• **Recorded data**:
[start]

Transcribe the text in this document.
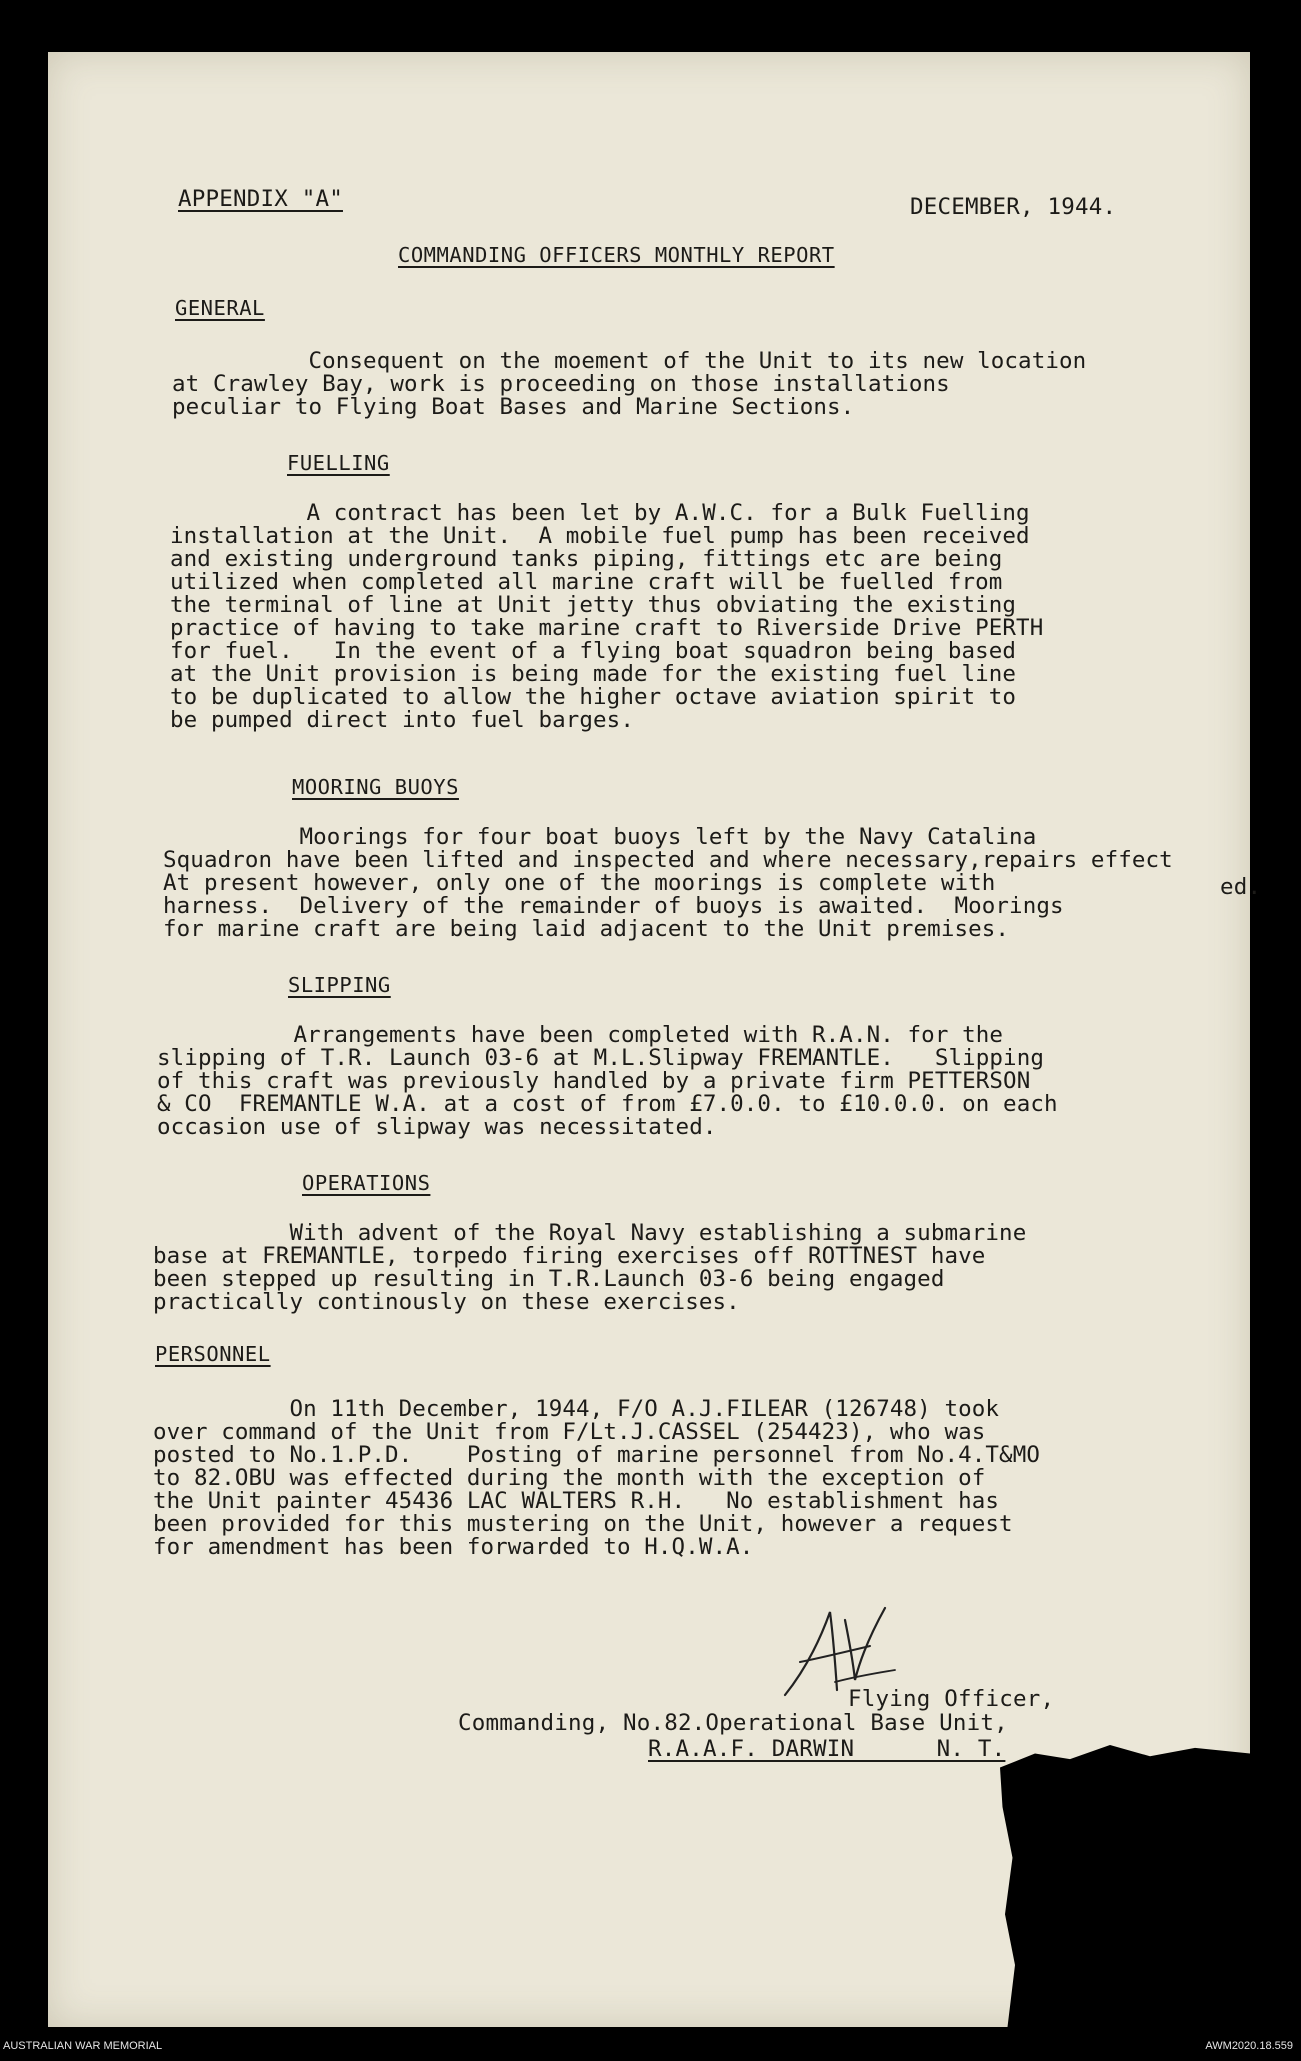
APPENDIX "A"	DECEMBER, 1944.
COMMANDING OFFICERS MONTHLY REPORT
GENERAL
Consequent on the moement of the Unit to its new location
at Crawley Bay, work is proceeding on those installations
peculiar to Flying Boat Bases and Marine Sections.
FUELLING
A contract has been let by A.W.C. for a Bulk Fuelling
installation at the Unit.  A mobile fuel pump has been received
and existing underground tanks piping, fittings etc are being
utilized when completed all marine craft will be fuelled from
the terminal of line at Unit jetty thus obviating the existing
practice of having to take marine craft to Riverside Drive PERTH
for fuel.   In the event of a flying boat squadron being based
at the Unit provision is being made for the existing fuel line
to be duplicated to allow the higher octave aviation spirit to
be pumped direct into fuel barges.
MOORING BUOYS
Moorings for four boat buoys left by the Navy Catalina
Squadron have been lifted and inspected and where necessary,repairs effect
At present however, only one of the moorings is complete with
harness.  Delivery of the remainder of buoys is awaited.  Moorings
for marine craft are being laid adjacent to the Unit premises.
ed.
SLIPPING
Arrangements have been completed with R.A.N. for the
slipping of T.R. Launch 03-6 at M.L.Slipway FREMANTLE.   Slipping
of this craft was previously handled by a private firm PETTERSON
& CO  FREMANTLE W.A. at a cost of from £7.0.0. to £10.0.0. on each
occasion use of slipway was necessitated.
OPERATIONS
With advent of the Royal Navy establishing a submarine
base at FREMANTLE, torpedo firing exercises off ROTTNEST have
been stepped up resulting in T.R.Launch 03-6 being engaged
practically continously on these exercises.
PERSONNEL
On 11th December, 1944, F/O A.J.FILEAR (126748) took
over command of the Unit from F/Lt.J.CASSEL (254423), who was
posted to No.1.P.D.    Posting of marine personnel from No.4.T&MO
to 82.OBU was effected during the month with the exception of
the Unit painter 45436 LAC WALTERS R.H.   No establishment has
been provided for this mustering on the Unit, however a request
for amendment has been forwarded to H.Q.W.A.
Flying Officer,
Commanding, No.82.Operational Base Unit,
R.A.A.F. DARWIN      N. T.
AUSTRALIAN WAR MEMORIAL	AWM2020.18.559
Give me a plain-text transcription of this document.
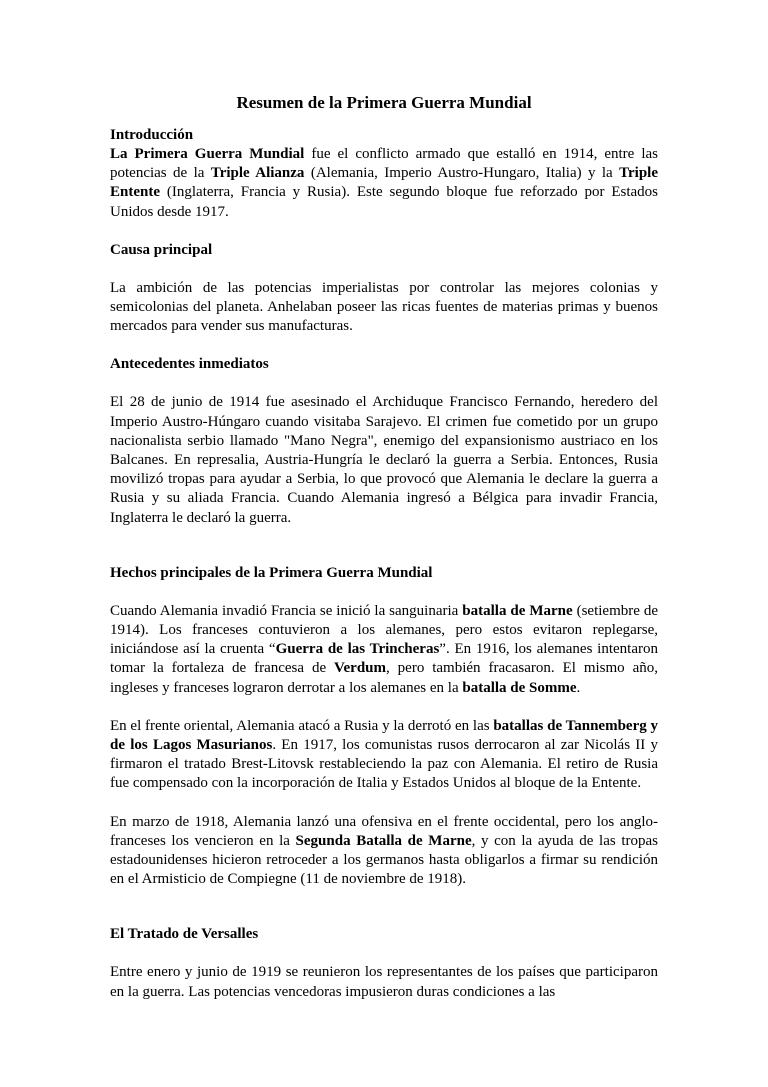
Resumen de la Primera Guerra Mundial
Introducción

La Primera Guerra Mundial fue el conflicto armado que estalló en 1914, entre las potencias de la Triple Alianza (Alemania, Imperio Austro-Hungaro, Italia) y la Triple Entente (Inglaterra, Francia y Rusia). Este segundo bloque fue reforzado por Estados Unidos desde 1917.

Causa principal

La ambición de las potencias imperialistas por controlar las mejores colonias y semicolonias del planeta. Anhelaban poseer las ricas fuentes de materias primas y buenos mercados para vender sus manufacturas.

Antecedentes inmediatos

El 28 de junio de 1914 fue asesinado el Archiduque Francisco Fernando, heredero del Imperio Austro-Húngaro cuando visitaba Sarajevo. El crimen fue cometido por un grupo nacionalista serbio llamado "Mano Negra", enemigo del expansionismo austriaco en los Balcanes. En represalia, Austria-Hungría le declaró la guerra a Serbia. Entonces, Rusia movilizó tropas para ayudar a Serbia, lo que provocó que Alemania le declare la guerra a Rusia y su aliada Francia. Cuando Alemania ingresó a Bélgica para invadir Francia, Inglaterra le declaró la guerra.

Hechos principales de la Primera Guerra Mundial

Cuando Alemania invadió Francia se inició la sanguinaria batalla de Marne (setiembre de 1914). Los franceses contuvieron a los alemanes, pero estos evitaron replegarse, iniciándose así la cruenta “Guerra de las Trincheras”. En 1916, los alemanes intentaron tomar la fortaleza de francesa de Verdum, pero también fracasaron. El mismo año, ingleses y franceses lograron derrotar a los alemanes en la batalla de Somme.

En el frente oriental, Alemania atacó a Rusia y la derrotó en las batallas de Tannemberg y de los Lagos Masurianos. En 1917, los comunistas rusos derrocaron al zar Nicolás II y firmaron el tratado Brest-Litovsk restableciendo la paz con Alemania. El retiro de Rusia fue compensado con la incorporación de Italia y Estados Unidos al bloque de la Entente.

En marzo de 1918, Alemania lanzó una ofensiva en el frente occidental, pero los anglo-franceses los vencieron en la Segunda Batalla de Marne, y con la ayuda de las tropas estadounidenses hicieron retroceder a los germanos hasta obligarlos a firmar su rendición en el Armisticio de Compiegne (11 de noviembre de 1918).

El Tratado de Versalles

Entre enero y junio de 1919 se reunieron los representantes de los países que participaron en la guerra. Las potencias vencedoras impusieron duras condiciones a las
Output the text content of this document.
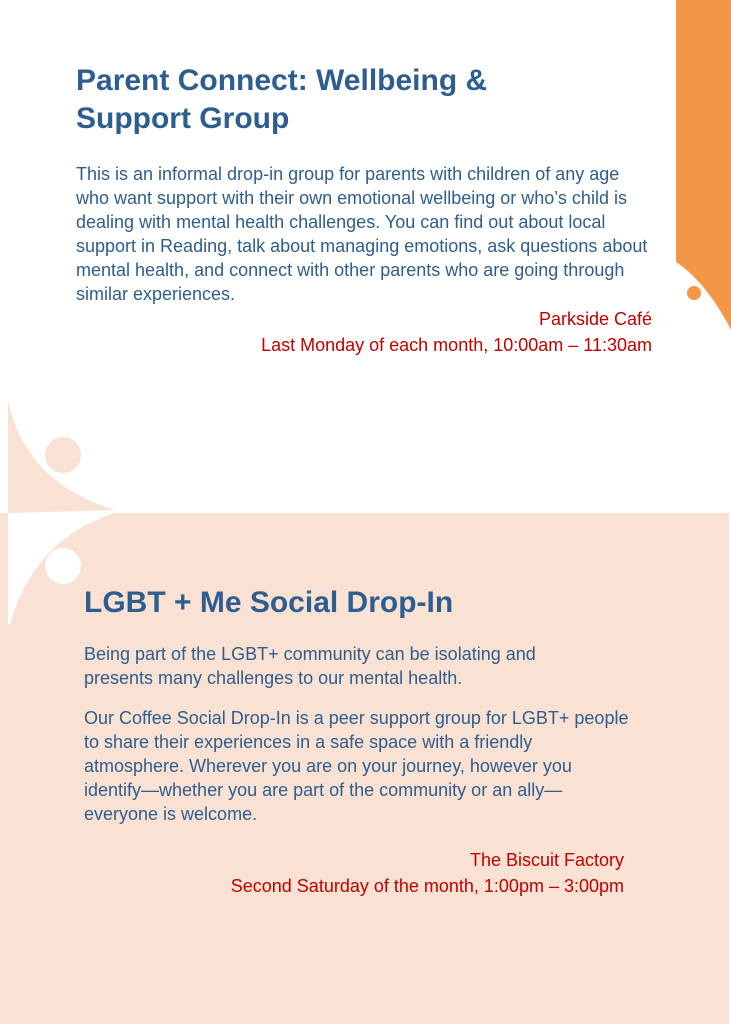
Parent Connect: Wellbeing & Support Group

This is an informal drop-in group for parents with children of any age who want support with their own emotional wellbeing or who’s child is dealing with mental health challenges. You can find out about local support in Reading, talk about managing emotions, ask questions about mental health, and connect with other parents who are going through similar experiences.

Parkside Café
Last Monday of each month, 10:00am – 11:30am
LGBT + Me Social Drop-In

Being part of the LGBT+ community can be isolating and presents many challenges to our mental health.

Our Coffee Social Drop-In is a peer support group for LGBT+ people to share their experiences in a safe space with a friendly atmosphere. Wherever you are on your journey, however you identify—whether you are part of the community or an ally—everyone is welcome.

The Biscuit Factory
Second Saturday of the month, 1:00pm – 3:00pm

[end]

• **DIRECTIONS**: Retype the records exactly. Any image in them should not appear in what you write.

• **EXERCISE RESULT**:
Transcribe the text in this document.
APPENDIX "A"	DECEMBER, 1944.
COMMANDING OFFICERS MONTHLY REPORT
GENERAL
Consequent on the moement of the Unit to its new location
at Crawley Bay, work is proceeding on those installations
peculiar to Flying Boat Bases and Marine Sections.
FUELLING
A contract has been let by A.W.C. for a Bulk Fuelling
installation at the Unit.  A mobile fuel pump has been received
and existing underground tanks piping, fittings etc are being
utilized when completed all marine craft will be fuelled from
the terminal of line at Unit jetty thus obviating the existing
practice of having to take marine craft to Riverside Drive PERTH
for fuel.   In the event of a flying boat squadron being based
at the Unit provision is being made for the existing fuel line
to be duplicated to allow the higher octave aviation spirit to
be pumped direct into fuel barges.
MOORING BUOYS
Moorings for four boat buoys left by the Navy Catalina
Squadron have been lifted and inspected and where necessary,repairs effect
At present however, only one of the moorings is complete with
harness.  Delivery of the remainder of buoys is awaited.  Moorings
for marine craft are being laid adjacent to the Unit premises.
ed.
SLIPPING
Arrangements have been completed with R.A.N. for the
slipping of T.R. Launch 03-6 at M.L.Slipway FREMANTLE.   Slipping
of this craft was previously handled by a private firm PETTERSON
& CO  FREMANTLE W.A. at a cost of from £7.0.0. to £10.0.0. on each
occasion use of slipway was necessitated.
OPERATIONS
With advent of the Royal Navy establishing a submarine
base at FREMANTLE, torpedo firing exercises off ROTTNEST have
been stepped up resulting in T.R.Launch 03-6 being engaged
practically continously on these exercises.
PERSONNEL
On 11th December, 1944, F/O A.J.FILEAR (126748) took
over command of the Unit from F/Lt.J.CASSEL (254423), who was
posted to No.1.P.D.    Posting of marine personnel from No.4.T&MO
to 82.OBU was effected during the month with the exception of
the Unit painter 45436 LAC WALTERS R.H.   No establishment has
been provided for this mustering on the Unit, however a request
for amendment has been forwarded to H.Q.W.A.
Flying Officer,
Commanding, No.82.Operational Base Unit,
R.A.A.F. DARWIN      N. T.
AUSTRALIAN WAR MEMORIAL	AWM2020.18.559
Give me a plain-text transcription of this document.
Resumen de la Primera Guerra Mundial
Introducción

La Primera Guerra Mundial fue el conflicto armado que estalló en 1914, entre las potencias de la Triple Alianza (Alemania, Imperio Austro-Hungaro, Italia) y la Triple Entente (Inglaterra, Francia y Rusia). Este segundo bloque fue reforzado por Estados Unidos desde 1917.

Causa principal

La ambición de las potencias imperialistas por controlar las mejores colonias y semicolonias del planeta. Anhelaban poseer las ricas fuentes de materias primas y buenos mercados para vender sus manufacturas.

Antecedentes inmediatos

El 28 de junio de 1914 fue asesinado el Archiduque Francisco Fernando, heredero del Imperio Austro-Húngaro cuando visitaba Sarajevo. El crimen fue cometido por un grupo nacionalista serbio llamado "Mano Negra", enemigo del expansionismo austriaco en los Balcanes. En represalia, Austria-Hungría le declaró la guerra a Serbia. Entonces, Rusia movilizó tropas para ayudar a Serbia, lo que provocó que Alemania le declare la guerra a Rusia y su aliada Francia. Cuando Alemania ingresó a Bélgica para invadir Francia, Inglaterra le declaró la guerra.

Hechos principales de la Primera Guerra Mundial

Cuando Alemania invadió Francia se inició la sanguinaria batalla de Marne (setiembre de 1914). Los franceses contuvieron a los alemanes, pero estos evitaron replegarse, iniciándose así la cruenta “Guerra de las Trincheras”. En 1916, los alemanes intentaron tomar la fortaleza de francesa de Verdum, pero también fracasaron. El mismo año, ingleses y franceses lograron derrotar a los alemanes en la batalla de Somme.

En el frente oriental, Alemania atacó a Rusia y la derrotó en las batallas de Tannemberg y de los Lagos Masurianos. En 1917, los comunistas rusos derrocaron al zar Nicolás II y firmaron el tratado Brest-Litovsk restableciendo la paz con Alemania. El retiro de Rusia fue compensado con la incorporación de Italia y Estados Unidos al bloque de la Entente.

En marzo de 1918, Alemania lanzó una ofensiva en el frente occidental, pero los anglo-franceses los vencieron en la Segunda Batalla de Marne, y con la ayuda de las tropas estadounidenses hicieron retroceder a los germanos hasta obligarlos a firmar su rendición en el Armisticio de Compiegne (11 de noviembre de 1918).

El Tratado de Versalles

Entre enero y junio de 1919 se reunieron los representantes de los países que participaron en la guerra. Las potencias vencedoras impusieron duras condiciones a las
Output the text content of this document.
Parent Connect: Wellbeing & Support Group

This is an informal drop-in group for parents with children of any age who want support with their own emotional wellbeing or who’s child is dealing with mental health challenges. You can find out about local support in Reading, talk about managing emotions, ask questions about mental health, and connect with other parents who are going through similar experiences.

Parkside Café
Last Monday of each month, 10:00am – 11:30am
LGBT + Me Social Drop-In

Being part of the LGBT+ community can be isolating and presents many challenges to our mental health.

Our Coffee Social Drop-In is a peer support group for LGBT+ people to share their experiences in a safe space with a friendly atmosphere. Wherever you are on your journey, however you identify—whether you are part of the community or an ally—everyone is welcome.

The Biscuit Factory
Second Saturday of the month, 1:00pm – 3:00pm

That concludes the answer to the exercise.